• _SUPPLIED TEXT_:
= = = = =

RC46 Mourns the Loss of Maria van Bockstaele

The members of RC46 are very grateful to Martine Plasman (a colleague and friend of van Bockstaeles) and Nathalie van Bockstaele (Maria and Jacques van Bockstaele’s daughter) for sending us the following tribute:

Maria Van Bockstaele died on May 30th 2014, in Paris, in her 87th year, 2 years after her husband Jacques Van Bockstaele. Together they founded the centre de Socianalyse. They were both members of the RC 46.

Maria studied psychology at the Sorbonne and was part of the “laboratoire de psychologie sociale”, directed, at the time, by the French psychoanalyst Daniel Lagache. She was introduced to the group analysis approach, as developed at the University of Ann Harbor Michigan.

Jacques, after studies in history, law and cinéma, joined the centre d’études sociologiques (founded just after WWII by A. Gurvitch, to promote French research in social sciences, upon returning from exile in New-York, where he had been associated with the « New School for Social Research »). There, he performed classical surveys, and took part in a cross–cultural research project lead by Stanley Schachter, on the effect of threat on intra-inter -group relations, in seven European countries. It combined surveys with an experimental approach. Jacques thus became familiar with the American literature in sociology and social psychology, and eventually developed his own experimental design.

= = = = =

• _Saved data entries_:
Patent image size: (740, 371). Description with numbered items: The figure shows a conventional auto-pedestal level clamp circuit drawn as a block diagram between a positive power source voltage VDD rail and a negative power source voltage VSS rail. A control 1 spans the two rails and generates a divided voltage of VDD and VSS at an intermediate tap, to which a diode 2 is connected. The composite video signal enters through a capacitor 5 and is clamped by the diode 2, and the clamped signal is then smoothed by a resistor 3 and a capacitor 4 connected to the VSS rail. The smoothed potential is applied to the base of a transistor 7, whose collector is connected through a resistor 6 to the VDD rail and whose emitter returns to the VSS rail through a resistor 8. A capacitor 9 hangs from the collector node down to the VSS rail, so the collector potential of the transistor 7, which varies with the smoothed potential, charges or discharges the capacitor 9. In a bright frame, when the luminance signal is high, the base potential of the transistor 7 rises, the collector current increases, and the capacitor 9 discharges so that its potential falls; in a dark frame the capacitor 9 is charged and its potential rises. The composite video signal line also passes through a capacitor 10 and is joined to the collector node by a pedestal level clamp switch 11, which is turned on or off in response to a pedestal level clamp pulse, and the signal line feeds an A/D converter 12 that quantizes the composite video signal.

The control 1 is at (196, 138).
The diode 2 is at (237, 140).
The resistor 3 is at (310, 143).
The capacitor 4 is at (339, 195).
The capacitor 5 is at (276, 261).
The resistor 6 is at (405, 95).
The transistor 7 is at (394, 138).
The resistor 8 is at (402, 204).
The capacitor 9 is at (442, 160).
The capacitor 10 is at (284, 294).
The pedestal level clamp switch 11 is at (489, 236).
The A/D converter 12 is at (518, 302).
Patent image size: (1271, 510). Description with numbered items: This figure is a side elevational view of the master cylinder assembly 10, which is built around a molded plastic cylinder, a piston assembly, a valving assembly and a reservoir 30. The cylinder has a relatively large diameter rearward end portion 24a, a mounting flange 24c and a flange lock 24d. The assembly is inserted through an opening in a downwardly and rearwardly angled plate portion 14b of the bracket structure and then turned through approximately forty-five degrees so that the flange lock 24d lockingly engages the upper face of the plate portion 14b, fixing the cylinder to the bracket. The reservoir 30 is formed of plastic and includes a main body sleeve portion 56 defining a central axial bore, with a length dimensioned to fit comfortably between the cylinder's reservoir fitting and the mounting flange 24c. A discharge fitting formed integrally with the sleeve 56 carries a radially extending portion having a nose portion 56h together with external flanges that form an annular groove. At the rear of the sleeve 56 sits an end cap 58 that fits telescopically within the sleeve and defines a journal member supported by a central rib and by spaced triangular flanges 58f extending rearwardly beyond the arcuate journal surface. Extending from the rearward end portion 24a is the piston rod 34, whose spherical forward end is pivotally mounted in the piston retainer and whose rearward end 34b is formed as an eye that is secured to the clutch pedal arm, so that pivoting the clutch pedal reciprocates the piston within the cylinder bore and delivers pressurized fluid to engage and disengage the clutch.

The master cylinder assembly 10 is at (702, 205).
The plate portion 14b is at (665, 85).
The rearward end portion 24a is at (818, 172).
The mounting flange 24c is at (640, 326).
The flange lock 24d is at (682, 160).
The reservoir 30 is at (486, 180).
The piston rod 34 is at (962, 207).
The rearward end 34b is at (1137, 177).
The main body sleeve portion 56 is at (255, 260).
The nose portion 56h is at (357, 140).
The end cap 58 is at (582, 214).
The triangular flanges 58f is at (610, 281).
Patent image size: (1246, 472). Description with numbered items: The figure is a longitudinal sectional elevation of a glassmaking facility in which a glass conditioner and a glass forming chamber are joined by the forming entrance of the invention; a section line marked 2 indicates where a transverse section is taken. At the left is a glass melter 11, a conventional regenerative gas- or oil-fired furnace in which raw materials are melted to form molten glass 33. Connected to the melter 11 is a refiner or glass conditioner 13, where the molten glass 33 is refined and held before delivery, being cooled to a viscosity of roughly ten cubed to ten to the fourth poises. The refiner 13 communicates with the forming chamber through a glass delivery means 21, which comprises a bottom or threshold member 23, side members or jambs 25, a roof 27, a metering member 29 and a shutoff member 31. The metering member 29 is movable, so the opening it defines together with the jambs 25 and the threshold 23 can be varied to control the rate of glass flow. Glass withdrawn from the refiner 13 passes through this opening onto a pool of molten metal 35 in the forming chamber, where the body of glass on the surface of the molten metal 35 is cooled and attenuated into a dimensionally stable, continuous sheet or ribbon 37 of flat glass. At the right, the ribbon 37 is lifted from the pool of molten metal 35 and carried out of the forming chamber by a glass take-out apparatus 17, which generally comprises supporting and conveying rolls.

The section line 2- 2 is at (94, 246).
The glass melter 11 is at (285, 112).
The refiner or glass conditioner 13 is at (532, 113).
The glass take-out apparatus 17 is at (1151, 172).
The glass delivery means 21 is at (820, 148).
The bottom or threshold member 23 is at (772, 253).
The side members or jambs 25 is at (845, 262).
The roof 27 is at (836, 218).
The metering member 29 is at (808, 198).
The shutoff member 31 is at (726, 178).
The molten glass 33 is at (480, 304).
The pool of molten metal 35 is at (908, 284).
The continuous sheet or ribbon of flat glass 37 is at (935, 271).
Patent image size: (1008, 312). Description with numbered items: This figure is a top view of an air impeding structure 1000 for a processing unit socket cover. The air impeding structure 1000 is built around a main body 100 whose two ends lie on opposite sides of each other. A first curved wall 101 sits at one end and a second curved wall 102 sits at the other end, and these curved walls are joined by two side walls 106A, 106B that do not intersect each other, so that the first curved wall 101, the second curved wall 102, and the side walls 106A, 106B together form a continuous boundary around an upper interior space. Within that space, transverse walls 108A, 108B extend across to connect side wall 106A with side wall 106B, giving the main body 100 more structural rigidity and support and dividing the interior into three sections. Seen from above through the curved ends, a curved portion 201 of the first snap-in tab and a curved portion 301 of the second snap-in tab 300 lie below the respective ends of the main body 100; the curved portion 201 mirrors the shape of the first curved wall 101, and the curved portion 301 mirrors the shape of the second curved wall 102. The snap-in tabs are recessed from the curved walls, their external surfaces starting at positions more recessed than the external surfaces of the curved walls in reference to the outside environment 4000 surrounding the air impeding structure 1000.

= = = = =

• _ACTIVITY 1_:
According to the tribute, who directed the "laboratoire de psychologie sociale" when Maria was part of it?
• _ACTIVITY 2_:
Say whether each statement agrees with the tribute, answering yes or no and quoting the deciding words: (a) Maria died two years before her husband; (b) Maria studied psychology at the Sorbonne; (c) the cross-cultural research project led by Stanley Schachter covered five European countries.
• _ACTIVITY 3_:
Write out the tribute again starting with "The members of" and going on through "Ann Harbor Michigan.", swapping out "Sorbonne" and putting "University of Paris" in its place.

• _TASK SOLUTION 1_:
The French psychoanalyst Daniel Lagache.

• _TASK SOLUTION 2_:
(a) No: "2 years after her husband Jacques Van Bockstaele"
(b) Yes: "Maria studied psychology at the Sorbonne"
(c) No: "in seven European countries"

• _TASK SOLUTION 3_:
The members of RC46 are very grateful to Martine Plasman (a colleague and friend of van Bockstaeles) and Nathalie van Bockstaele (Maria and Jacques van Bockstaele’s daughter) for sending us the following tribute:

Maria Van Bockstaele died on May 30th 2014, in Paris, in her 87th year, 2 years after her husband Jacques Van Bockstaele. Together they founded the centre de Socianalyse. They were both members of the RC 46.

Maria studied psychology at the University of Paris and was part of the “laboratoire de psychologie sociale”, directed, at the time, by the French psychoanalyst Daniel Lagache. She was introduced to the group analysis approach, as developed at the University of Ann Harbor Michigan.